• **WHAT YOU WILL DO**
Would you transcribe all of the data exactly, down to the last character?

• **DATASET EXTRACT**

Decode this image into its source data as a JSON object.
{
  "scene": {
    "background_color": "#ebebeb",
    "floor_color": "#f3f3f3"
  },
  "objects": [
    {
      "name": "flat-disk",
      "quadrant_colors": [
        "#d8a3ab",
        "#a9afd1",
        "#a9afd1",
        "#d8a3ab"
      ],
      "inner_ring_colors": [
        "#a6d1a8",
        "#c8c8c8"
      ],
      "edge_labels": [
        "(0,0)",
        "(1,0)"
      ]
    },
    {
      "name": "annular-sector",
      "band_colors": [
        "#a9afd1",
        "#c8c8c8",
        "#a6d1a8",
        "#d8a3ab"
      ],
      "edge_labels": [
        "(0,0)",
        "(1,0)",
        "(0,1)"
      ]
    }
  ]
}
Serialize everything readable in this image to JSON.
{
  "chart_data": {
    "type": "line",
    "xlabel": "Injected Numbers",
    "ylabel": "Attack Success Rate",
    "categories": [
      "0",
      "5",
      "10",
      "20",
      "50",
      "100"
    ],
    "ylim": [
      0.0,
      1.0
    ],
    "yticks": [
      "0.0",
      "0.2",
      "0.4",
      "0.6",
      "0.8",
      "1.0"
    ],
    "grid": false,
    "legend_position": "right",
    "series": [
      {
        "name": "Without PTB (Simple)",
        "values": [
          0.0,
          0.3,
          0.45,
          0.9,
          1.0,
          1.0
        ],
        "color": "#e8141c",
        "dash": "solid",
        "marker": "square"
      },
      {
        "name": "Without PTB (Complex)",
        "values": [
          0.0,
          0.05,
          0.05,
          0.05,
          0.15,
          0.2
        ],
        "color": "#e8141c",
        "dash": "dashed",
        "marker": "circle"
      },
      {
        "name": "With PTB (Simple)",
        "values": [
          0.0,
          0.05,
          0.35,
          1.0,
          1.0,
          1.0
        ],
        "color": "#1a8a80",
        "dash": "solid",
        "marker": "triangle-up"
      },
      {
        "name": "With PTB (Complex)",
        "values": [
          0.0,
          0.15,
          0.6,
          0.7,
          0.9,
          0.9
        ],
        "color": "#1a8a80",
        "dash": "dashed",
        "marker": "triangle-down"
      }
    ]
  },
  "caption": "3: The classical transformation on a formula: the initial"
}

• **SOLUTION TO THE PROBLEM**
Decode this image into its source data as a JSON object.
{
  "scene": {
    "background_color": "#ebebeb",
    "floor_color": "#f3f3f3"
  },
  "objects": [
    {
      "name": "flat-disk",
      "quadrant_colors": [
        "#d8a3ab",
        "#a9afd1",
        "#a9afd1",
        "#d8a3ab"
      ],
      "inner_ring_colors": [
        "#a6d1a8",
        "#c8c8c8"
      ],
      "edge_labels": [
        "(0,0)",
        "(1,0)"
      ]
    },
    {
      "name": "annular-sector",
      "band_colors": [
        "#a9afd1",
        "#c8c8c8",
        "#a6d1a8",
        "#d8a3ab"
      ],
      "edge_labels": [
        "(0,0)",
        "(1,0)",
        "(0,1)"
      ]
    }
  ]
}
Serialize everything readable in this image to JSON.
{
  "chart_data": {
    "type": "line",
    "xlabel": "Injected Numbers",
    "ylabel": "Attack Success Rate",
    "categories": [
      "0",
      "5",
      "10",
      "20",
      "50",
      "100"
    ],
    "ylim": [
      0.0,
      1.0
    ],
    "yticks": [
      "0.0",
      "0.2",
      "0.4",
      "0.6",
      "0.8",
      "1.0"
    ],
    "grid": false,
    "legend_position": "right",
    "series": [
      {
        "name": "Without PTB (Simple)",
        "values": [
          0.0,
          0.3,
          0.45,
          0.9,
          1.0,
          1.0
        ],
        "color": "#e8141c",
        "dash": "solid",
        "marker": "square"
      },
      {
        "name": "Without PTB (Complex)",
        "values": [
          0.0,
          0.05,
          0.05,
          0.05,
          0.15,
          0.2
        ],
        "color": "#e8141c",
        "dash": "dashed",
        "marker": "circle"
      },
      {
        "name": "With PTB (Simple)",
        "values": [
          0.0,
          0.05,
          0.35,
          1.0,
          1.0,
          1.0
        ],
        "color": "#1a8a80",
        "dash": "solid",
        "marker": "triangle-up"
      },
      {
        "name": "With PTB (Complex)",
        "values": [
          0.0,
          0.15,
          0.6,
          0.7,
          0.9,
          0.9
        ],
        "color": "#1a8a80",
        "dash": "dashed",
        "marker": "triangle-down"
      }
    ]
  },
  "caption": "3: The classical transformation on a formula: the initial"
}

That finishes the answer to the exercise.